▶ [WHAT THE TASK ASKS] Write out the rows exactly as they are, from the row with "tab-close-icon[interactable]: ×: [471, 60, 478, 69]" to the row with "tab-channel-fault-manager[interactable]: Channel Fault", including both.
start DATA ENTRIES
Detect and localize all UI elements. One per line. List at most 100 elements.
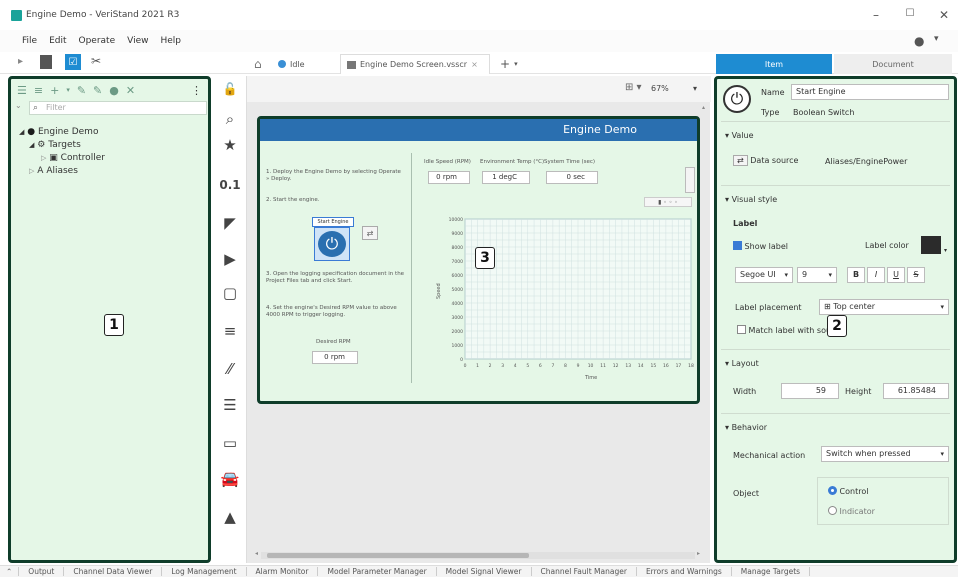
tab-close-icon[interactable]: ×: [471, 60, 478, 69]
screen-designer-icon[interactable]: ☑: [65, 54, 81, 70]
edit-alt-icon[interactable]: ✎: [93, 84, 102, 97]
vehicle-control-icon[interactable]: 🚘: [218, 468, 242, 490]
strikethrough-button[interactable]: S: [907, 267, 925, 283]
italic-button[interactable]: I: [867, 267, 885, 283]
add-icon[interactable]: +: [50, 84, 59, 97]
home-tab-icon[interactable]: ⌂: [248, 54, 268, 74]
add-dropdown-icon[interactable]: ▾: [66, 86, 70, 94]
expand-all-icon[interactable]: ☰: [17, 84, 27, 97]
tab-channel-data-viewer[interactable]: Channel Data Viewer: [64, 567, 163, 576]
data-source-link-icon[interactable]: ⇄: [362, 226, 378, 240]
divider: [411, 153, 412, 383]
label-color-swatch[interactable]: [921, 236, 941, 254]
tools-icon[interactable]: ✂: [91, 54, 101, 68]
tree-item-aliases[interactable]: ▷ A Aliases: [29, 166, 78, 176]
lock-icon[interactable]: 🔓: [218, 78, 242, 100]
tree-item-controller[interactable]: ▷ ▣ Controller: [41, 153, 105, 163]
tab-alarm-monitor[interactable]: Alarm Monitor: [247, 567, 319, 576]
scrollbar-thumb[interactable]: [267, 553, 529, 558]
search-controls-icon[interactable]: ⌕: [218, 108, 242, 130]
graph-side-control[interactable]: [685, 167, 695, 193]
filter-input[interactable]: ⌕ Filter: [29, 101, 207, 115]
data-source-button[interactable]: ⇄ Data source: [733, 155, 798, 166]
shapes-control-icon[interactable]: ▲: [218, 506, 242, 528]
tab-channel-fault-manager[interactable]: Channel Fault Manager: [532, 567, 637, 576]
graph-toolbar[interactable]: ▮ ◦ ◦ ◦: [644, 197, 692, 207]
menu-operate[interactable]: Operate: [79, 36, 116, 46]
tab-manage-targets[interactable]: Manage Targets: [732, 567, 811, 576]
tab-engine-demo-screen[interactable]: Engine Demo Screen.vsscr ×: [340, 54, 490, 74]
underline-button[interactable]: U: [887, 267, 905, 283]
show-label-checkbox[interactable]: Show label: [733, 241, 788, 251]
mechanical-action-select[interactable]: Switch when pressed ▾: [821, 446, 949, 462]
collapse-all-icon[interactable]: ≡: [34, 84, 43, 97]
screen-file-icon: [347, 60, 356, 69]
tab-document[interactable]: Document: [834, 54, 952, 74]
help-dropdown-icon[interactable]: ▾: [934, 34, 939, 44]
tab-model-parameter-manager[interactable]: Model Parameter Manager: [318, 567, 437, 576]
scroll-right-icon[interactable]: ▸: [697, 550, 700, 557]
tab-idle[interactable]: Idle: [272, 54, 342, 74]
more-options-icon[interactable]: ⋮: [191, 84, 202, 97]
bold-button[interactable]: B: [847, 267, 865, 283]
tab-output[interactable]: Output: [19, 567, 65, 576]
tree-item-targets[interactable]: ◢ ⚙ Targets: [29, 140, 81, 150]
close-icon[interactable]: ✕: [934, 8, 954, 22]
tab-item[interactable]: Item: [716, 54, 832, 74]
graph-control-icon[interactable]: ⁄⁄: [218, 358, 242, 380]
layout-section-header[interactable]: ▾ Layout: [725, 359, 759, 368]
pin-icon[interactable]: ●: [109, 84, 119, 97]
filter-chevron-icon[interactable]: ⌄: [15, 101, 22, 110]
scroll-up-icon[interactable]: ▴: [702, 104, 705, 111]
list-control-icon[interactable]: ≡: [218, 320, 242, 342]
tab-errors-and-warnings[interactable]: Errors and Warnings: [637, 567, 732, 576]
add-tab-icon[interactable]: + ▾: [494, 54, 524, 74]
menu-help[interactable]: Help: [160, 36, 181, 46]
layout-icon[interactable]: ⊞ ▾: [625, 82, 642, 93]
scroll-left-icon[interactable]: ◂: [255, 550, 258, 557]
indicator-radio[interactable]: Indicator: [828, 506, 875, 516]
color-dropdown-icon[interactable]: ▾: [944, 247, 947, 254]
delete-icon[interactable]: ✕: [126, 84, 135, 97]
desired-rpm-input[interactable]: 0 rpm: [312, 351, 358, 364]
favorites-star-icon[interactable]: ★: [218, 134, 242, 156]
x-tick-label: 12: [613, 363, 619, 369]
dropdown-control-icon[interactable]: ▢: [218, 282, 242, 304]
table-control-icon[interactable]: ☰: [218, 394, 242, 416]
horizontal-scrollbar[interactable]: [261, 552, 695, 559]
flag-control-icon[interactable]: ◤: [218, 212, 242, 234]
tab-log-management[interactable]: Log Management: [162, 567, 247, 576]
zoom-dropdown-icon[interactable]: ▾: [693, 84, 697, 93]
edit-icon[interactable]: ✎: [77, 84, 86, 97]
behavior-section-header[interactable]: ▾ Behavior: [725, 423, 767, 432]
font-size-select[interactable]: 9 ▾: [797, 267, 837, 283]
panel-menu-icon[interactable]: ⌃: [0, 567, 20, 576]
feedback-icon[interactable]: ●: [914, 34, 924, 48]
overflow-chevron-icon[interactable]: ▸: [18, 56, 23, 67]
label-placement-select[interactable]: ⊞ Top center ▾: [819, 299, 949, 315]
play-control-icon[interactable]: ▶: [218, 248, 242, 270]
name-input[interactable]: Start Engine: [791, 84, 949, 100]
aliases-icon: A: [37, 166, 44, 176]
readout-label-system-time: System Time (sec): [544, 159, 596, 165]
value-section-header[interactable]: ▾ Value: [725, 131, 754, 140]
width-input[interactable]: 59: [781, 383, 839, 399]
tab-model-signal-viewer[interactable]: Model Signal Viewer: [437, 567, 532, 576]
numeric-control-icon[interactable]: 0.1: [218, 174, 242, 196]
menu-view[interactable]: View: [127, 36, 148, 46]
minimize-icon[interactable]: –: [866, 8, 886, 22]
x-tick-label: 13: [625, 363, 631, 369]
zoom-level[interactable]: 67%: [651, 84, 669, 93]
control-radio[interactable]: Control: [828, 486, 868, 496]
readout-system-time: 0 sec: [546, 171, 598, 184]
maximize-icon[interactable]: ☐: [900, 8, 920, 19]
end DATA ENTRIES
▶ [SOLUTION TO THE PROBLEM]
tab-close-icon[interactable]: ×: [471, 60, 478, 69]
screen-designer-icon[interactable]: ☑: [65, 54, 81, 70]
edit-alt-icon[interactable]: ✎: [93, 84, 102, 97]
vehicle-control-icon[interactable]: 🚘: [218, 468, 242, 490]
strikethrough-button[interactable]: S: [907, 267, 925, 283]
italic-button[interactable]: I: [867, 267, 885, 283]
add-icon[interactable]: +: [50, 84, 59, 97]
home-tab-icon[interactable]: ⌂: [248, 54, 268, 74]
add-dropdown-icon[interactable]: ▾: [66, 86, 70, 94]
expand-all-icon[interactable]: ☰: [17, 84, 27, 97]
tab-channel-data-viewer[interactable]: Channel Data Viewer: [64, 567, 163, 576]
data-source-link-icon[interactable]: ⇄: [362, 226, 378, 240]
divider: [411, 153, 412, 383]
label-color-swatch[interactable]: [921, 236, 941, 254]
tools-icon[interactable]: ✂: [91, 54, 101, 68]
tree-item-aliases[interactable]: ▷ A Aliases: [29, 166, 78, 176]
lock-icon[interactable]: 🔓: [218, 78, 242, 100]
tree-item-controller[interactable]: ▷ ▣ Controller: [41, 153, 105, 163]
tab-alarm-monitor[interactable]: Alarm Monitor: [247, 567, 319, 576]
scrollbar-thumb[interactable]: [267, 553, 529, 558]
search-controls-icon[interactable]: ⌕: [218, 108, 242, 130]
graph-side-control[interactable]: [685, 167, 695, 193]
filter-input[interactable]: ⌕ Filter: [29, 101, 207, 115]
data-source-button[interactable]: ⇄ Data source: [733, 155, 798, 166]
shapes-control-icon[interactable]: ▲: [218, 506, 242, 528]
tab-channel-fault-manager[interactable]: Channel Fault Manager: [532, 567, 637, 576]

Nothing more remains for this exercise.